Stored records:
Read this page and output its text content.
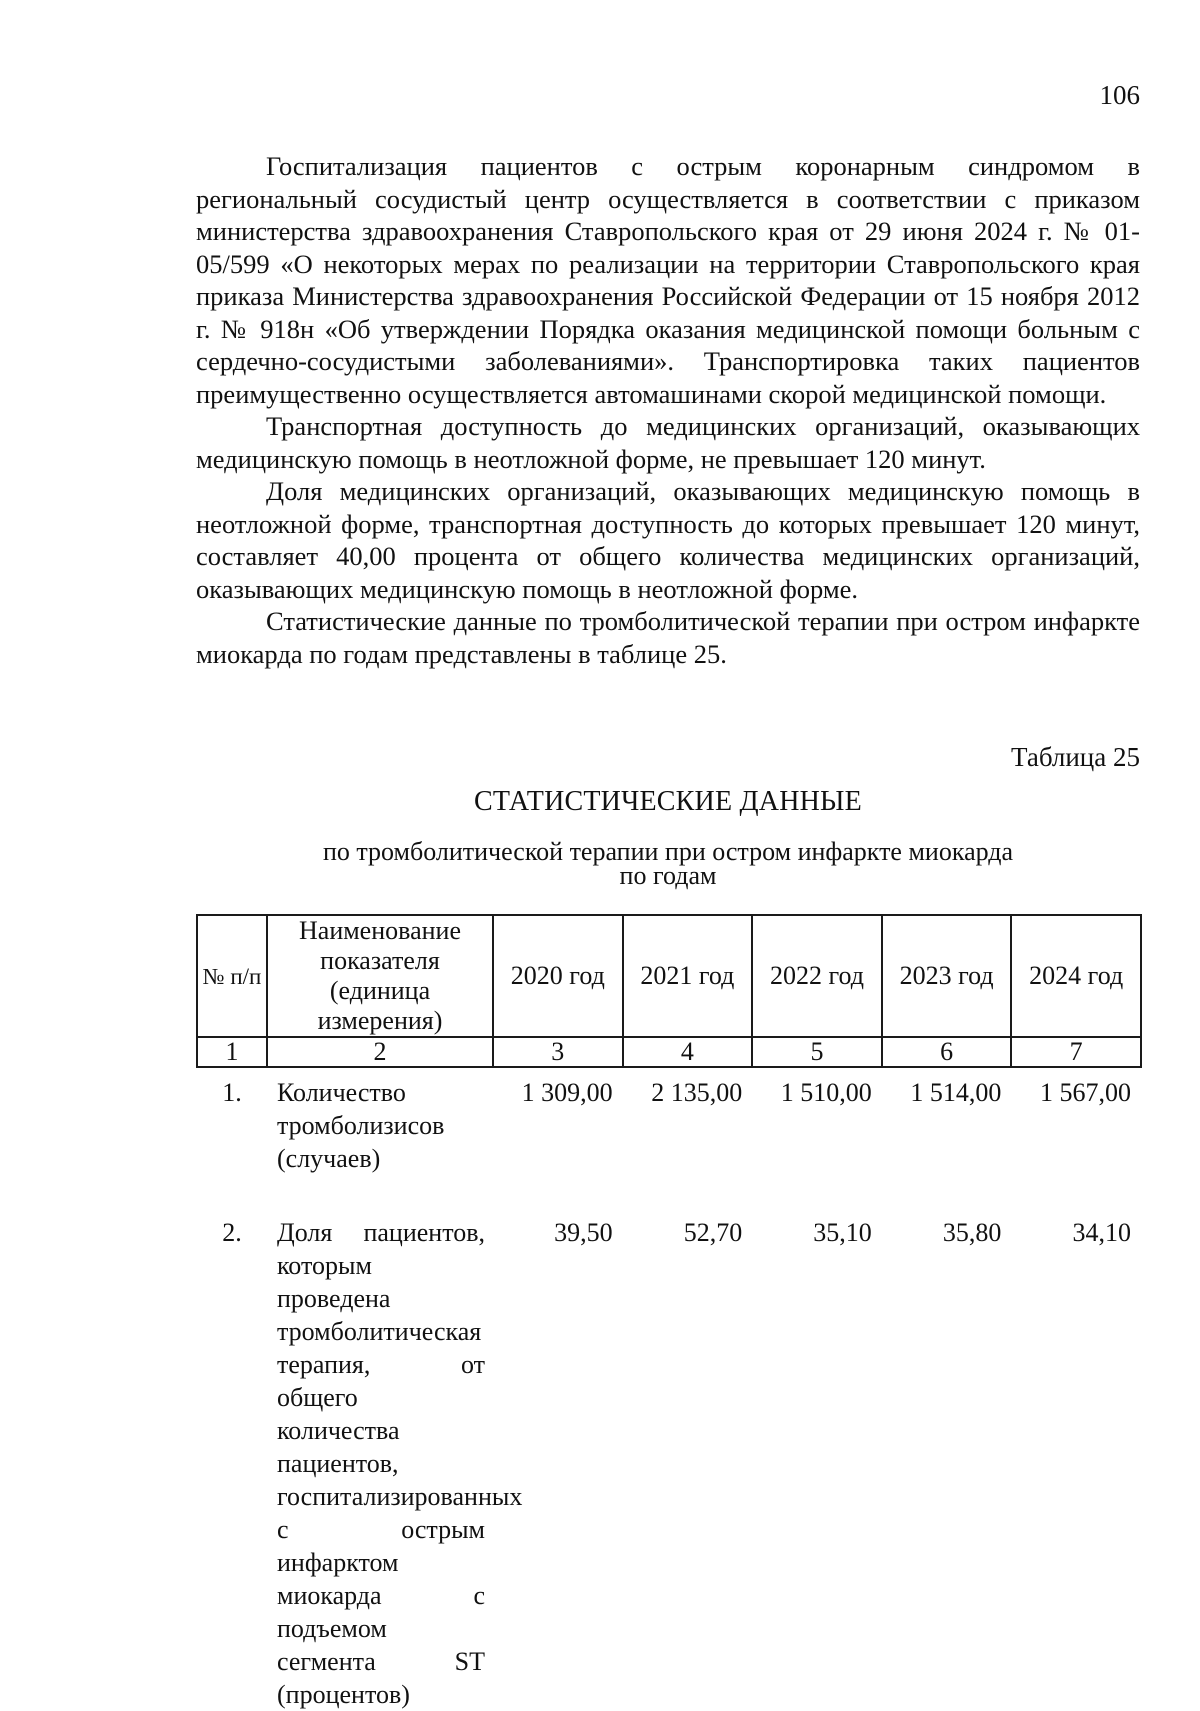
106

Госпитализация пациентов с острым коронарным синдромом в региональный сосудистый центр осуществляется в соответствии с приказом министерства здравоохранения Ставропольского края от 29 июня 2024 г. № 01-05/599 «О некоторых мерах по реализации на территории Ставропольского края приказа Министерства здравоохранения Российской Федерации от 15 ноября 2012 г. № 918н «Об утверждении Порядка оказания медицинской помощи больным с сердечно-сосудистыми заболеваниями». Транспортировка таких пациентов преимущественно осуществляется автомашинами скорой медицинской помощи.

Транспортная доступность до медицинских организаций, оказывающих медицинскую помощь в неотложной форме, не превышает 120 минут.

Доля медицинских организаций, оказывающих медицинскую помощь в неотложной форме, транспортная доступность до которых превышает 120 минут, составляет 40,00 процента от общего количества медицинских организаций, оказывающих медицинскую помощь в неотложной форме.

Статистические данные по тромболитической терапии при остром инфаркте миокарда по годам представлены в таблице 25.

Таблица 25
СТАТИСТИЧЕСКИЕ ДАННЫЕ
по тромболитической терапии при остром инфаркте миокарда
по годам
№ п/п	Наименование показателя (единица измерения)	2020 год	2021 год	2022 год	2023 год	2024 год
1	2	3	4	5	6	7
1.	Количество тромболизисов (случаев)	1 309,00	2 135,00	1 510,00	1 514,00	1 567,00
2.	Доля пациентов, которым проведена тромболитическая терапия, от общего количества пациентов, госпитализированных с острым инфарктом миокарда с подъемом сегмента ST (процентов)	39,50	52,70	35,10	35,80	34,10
...
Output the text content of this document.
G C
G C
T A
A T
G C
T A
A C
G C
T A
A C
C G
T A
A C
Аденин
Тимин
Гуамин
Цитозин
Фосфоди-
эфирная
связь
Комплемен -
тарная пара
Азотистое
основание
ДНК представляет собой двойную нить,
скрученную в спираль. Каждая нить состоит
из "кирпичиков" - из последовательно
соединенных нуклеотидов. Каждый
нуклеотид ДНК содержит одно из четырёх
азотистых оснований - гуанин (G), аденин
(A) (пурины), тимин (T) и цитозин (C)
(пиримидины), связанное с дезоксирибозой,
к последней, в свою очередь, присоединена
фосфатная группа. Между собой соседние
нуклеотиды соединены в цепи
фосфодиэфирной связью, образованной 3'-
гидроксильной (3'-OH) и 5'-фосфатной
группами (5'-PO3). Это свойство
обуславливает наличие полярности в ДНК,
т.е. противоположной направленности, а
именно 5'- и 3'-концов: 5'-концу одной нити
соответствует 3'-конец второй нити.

**Description of the task**
For the entries above, state how many lines contain the word "форме". Provide the number by itself.

**Written response**
2